Task: Identify all lines in the listing that include the word "rgba", and copy them out.

Some records:
============================================================

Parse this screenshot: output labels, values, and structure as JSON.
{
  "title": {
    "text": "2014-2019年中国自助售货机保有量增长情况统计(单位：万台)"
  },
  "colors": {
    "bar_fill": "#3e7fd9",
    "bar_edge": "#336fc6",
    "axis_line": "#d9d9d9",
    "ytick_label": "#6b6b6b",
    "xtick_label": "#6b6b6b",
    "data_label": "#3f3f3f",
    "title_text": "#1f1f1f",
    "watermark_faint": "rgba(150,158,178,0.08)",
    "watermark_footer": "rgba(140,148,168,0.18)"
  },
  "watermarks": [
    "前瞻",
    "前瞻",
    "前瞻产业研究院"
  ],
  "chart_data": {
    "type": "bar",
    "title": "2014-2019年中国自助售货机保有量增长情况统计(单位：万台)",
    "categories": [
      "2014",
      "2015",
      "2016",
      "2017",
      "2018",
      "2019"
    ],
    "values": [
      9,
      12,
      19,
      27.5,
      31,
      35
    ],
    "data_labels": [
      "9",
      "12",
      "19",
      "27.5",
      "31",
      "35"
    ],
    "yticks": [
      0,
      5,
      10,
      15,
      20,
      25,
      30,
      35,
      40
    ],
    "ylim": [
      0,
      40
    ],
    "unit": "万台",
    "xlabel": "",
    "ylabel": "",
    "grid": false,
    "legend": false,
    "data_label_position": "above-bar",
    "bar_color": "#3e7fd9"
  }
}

============================================================

Result of this exercise:
    "watermark_faint": "rgba(150,158,178,0.08)",
    "watermark_footer": "rgba(140,148,168,0.18)"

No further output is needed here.